-- Start of Material provided --
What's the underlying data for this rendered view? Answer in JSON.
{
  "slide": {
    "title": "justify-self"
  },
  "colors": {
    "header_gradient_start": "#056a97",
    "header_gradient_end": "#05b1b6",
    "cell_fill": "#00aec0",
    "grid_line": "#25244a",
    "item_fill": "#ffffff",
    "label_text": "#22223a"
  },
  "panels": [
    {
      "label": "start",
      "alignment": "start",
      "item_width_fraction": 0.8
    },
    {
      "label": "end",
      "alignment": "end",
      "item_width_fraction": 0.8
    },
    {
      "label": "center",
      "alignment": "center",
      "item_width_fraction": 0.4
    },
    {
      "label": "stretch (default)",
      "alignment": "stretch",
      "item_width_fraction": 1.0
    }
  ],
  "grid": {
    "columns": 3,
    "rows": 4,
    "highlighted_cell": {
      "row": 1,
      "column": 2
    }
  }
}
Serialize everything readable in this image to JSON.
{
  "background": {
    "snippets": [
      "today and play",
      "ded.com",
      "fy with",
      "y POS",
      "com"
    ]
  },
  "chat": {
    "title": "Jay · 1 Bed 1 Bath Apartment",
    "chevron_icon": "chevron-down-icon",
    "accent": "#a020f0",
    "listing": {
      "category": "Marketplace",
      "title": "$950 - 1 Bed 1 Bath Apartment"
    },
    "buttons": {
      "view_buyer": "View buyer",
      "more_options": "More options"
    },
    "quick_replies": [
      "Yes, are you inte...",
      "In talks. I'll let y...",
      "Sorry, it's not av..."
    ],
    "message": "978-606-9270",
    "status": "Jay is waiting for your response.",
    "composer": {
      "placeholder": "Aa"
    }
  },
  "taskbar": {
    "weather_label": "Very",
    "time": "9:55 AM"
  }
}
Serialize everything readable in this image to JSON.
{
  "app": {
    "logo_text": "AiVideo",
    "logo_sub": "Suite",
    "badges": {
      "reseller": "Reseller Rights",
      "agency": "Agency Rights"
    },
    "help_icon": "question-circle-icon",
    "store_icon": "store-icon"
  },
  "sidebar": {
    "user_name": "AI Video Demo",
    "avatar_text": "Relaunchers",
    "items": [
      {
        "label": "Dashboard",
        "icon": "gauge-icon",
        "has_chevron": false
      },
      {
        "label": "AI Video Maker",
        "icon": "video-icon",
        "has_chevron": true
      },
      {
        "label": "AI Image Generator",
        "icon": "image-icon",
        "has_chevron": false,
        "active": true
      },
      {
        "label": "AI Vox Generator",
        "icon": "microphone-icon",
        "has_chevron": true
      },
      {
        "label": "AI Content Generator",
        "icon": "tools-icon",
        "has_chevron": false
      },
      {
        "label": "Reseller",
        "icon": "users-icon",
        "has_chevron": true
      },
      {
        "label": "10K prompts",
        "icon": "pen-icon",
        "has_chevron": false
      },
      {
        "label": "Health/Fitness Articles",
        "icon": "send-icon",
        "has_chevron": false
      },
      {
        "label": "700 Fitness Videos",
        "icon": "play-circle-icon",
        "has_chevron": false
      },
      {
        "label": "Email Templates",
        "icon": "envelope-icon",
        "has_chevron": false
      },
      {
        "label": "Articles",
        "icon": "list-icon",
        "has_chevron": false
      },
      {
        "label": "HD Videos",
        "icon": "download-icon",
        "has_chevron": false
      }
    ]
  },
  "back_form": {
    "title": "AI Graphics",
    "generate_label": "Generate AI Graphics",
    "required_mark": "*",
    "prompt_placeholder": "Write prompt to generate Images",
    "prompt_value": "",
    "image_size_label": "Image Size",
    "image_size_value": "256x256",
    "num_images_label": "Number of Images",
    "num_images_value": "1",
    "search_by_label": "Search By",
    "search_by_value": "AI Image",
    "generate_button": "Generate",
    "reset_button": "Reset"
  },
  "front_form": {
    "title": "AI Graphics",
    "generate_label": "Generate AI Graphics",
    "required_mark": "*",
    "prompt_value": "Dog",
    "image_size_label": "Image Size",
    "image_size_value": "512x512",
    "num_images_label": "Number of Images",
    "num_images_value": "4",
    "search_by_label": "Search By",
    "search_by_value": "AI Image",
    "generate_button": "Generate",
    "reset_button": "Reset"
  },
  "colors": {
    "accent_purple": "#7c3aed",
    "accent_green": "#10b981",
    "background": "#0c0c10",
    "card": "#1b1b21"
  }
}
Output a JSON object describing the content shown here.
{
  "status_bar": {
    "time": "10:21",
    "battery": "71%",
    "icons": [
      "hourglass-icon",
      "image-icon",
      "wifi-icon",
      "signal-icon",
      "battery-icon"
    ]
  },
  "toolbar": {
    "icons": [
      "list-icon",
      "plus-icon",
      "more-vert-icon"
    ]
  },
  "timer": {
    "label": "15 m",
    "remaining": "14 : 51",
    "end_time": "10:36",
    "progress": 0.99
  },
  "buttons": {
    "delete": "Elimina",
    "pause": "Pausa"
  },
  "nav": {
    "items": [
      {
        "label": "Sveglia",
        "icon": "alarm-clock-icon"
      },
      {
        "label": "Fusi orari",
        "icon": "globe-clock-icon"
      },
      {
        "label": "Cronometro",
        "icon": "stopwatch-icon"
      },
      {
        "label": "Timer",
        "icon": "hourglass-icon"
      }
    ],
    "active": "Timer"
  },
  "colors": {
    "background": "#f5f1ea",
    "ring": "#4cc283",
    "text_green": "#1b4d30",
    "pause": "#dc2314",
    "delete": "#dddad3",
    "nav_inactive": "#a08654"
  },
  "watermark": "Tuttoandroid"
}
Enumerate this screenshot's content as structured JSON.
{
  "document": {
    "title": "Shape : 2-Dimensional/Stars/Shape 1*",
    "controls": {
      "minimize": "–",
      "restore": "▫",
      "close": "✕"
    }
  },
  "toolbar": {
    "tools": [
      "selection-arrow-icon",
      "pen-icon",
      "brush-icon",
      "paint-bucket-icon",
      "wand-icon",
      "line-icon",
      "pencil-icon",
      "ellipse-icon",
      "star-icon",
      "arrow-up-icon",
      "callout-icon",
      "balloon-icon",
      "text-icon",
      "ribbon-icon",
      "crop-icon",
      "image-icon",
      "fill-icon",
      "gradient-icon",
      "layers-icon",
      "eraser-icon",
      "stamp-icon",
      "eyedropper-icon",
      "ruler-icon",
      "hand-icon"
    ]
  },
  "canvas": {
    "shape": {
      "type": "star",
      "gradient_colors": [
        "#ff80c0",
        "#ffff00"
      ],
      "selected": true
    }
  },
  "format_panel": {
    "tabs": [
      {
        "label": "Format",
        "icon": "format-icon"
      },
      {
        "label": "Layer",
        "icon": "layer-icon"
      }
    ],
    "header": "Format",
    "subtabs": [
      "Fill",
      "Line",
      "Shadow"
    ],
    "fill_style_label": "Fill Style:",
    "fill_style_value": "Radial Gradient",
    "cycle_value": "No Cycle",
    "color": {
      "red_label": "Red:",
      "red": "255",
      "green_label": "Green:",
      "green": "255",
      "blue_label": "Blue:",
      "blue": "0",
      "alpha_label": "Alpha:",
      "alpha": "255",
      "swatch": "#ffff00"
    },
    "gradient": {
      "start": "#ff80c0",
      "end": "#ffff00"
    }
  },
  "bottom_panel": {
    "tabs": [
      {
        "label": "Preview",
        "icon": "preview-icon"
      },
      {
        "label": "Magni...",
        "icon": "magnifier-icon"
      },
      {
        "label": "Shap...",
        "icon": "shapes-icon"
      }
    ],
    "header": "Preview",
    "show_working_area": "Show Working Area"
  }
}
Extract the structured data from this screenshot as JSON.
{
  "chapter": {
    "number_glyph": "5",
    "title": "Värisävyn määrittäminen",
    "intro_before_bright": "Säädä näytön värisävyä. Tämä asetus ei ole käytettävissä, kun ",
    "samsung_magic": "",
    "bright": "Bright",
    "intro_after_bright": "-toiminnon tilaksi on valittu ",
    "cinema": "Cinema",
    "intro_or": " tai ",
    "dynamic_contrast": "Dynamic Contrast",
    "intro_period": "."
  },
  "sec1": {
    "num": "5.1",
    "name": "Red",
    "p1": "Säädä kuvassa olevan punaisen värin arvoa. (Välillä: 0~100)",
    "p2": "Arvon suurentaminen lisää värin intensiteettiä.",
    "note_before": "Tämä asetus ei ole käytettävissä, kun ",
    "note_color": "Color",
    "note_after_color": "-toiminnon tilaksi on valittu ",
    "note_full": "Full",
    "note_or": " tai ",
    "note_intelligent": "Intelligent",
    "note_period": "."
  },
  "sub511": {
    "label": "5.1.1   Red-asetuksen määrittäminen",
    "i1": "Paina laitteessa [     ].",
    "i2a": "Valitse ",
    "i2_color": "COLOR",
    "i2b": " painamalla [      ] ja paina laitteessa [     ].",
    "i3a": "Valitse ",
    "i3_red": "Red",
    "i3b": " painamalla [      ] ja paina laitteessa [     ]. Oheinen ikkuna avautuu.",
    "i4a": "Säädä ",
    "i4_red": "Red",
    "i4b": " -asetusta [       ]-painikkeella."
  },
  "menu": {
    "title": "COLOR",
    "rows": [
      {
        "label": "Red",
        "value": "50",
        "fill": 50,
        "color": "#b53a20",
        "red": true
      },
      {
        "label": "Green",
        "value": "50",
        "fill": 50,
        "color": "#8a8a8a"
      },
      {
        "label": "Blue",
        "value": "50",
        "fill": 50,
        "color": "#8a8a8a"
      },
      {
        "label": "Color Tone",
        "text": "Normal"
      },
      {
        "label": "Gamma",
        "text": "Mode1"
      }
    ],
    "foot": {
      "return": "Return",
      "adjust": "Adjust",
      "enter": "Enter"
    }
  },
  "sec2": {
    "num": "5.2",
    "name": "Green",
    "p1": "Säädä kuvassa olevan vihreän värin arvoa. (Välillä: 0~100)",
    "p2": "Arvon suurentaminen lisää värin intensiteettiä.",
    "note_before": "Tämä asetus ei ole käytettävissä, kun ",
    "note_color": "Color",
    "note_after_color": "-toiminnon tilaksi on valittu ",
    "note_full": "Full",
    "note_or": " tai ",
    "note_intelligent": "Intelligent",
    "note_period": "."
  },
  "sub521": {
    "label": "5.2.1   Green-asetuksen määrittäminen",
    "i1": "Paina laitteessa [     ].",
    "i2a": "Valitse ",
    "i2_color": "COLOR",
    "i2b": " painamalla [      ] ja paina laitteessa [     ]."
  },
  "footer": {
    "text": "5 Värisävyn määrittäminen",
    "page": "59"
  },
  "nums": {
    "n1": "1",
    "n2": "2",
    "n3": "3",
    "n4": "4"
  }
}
-- End of Material provided --
#### Given instruction
Scan the lines for the string "background". Copy out each line that matches.

#### Output for this task
  "background": {
    "background": "#0c0c10",
    "background": "#f5f1ea",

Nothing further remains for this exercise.